▶ Your instructions:
Go through the entries below and collect each line with the string "Basic" in it.

▶ Exercise material:
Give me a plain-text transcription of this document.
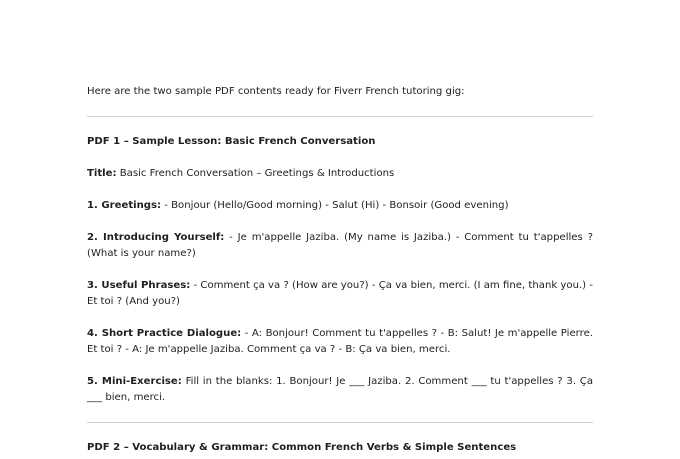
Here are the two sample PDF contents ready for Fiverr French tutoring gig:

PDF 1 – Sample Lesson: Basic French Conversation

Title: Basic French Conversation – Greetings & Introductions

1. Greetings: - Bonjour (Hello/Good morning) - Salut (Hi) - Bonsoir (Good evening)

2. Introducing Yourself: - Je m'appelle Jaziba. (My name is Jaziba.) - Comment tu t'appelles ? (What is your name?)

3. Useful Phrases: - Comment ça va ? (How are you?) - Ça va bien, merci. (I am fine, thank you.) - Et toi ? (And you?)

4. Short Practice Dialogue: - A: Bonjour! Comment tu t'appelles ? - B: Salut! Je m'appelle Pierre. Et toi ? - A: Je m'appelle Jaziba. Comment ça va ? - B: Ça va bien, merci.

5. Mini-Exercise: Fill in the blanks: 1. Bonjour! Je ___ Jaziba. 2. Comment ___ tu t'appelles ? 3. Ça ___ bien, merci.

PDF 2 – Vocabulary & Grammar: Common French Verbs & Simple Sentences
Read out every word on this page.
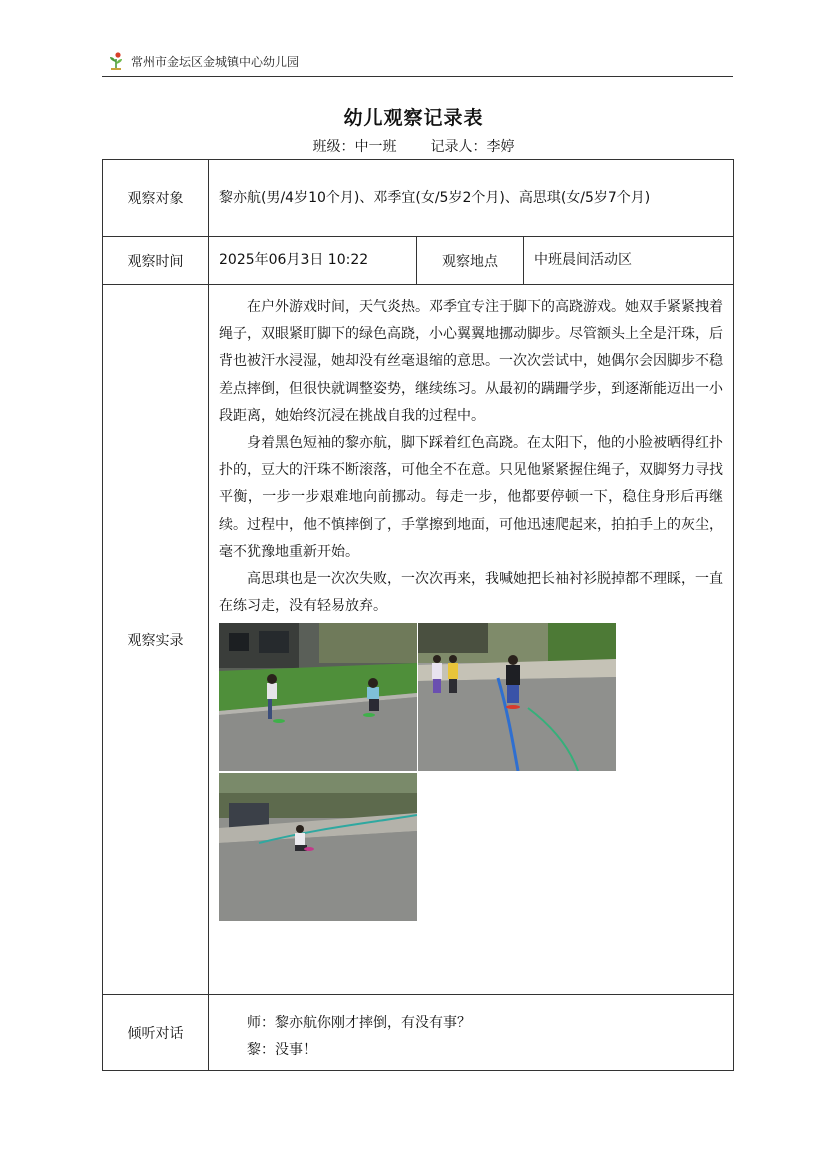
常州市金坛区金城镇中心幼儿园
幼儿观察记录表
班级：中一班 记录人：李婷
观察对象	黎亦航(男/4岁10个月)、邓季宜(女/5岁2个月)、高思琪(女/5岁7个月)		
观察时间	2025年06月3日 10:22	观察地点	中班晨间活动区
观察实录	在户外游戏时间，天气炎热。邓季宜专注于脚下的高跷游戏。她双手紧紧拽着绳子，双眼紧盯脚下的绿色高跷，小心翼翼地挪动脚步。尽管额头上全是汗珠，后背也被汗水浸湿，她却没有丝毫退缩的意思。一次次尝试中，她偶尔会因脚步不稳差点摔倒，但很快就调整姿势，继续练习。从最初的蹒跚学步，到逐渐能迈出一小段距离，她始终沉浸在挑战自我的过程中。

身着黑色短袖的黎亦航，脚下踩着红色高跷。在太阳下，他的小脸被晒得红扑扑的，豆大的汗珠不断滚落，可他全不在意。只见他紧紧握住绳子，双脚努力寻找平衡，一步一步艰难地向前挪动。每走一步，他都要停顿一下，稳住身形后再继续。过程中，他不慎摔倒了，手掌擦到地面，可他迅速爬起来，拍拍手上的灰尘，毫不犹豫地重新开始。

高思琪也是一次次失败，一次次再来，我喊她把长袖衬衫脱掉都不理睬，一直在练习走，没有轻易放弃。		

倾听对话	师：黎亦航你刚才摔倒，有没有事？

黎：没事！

▶ Answer to the exercise:
PDF 1 – Sample Lesson: Basic French Conversation
Title: Basic French Conversation – Greetings & Introductions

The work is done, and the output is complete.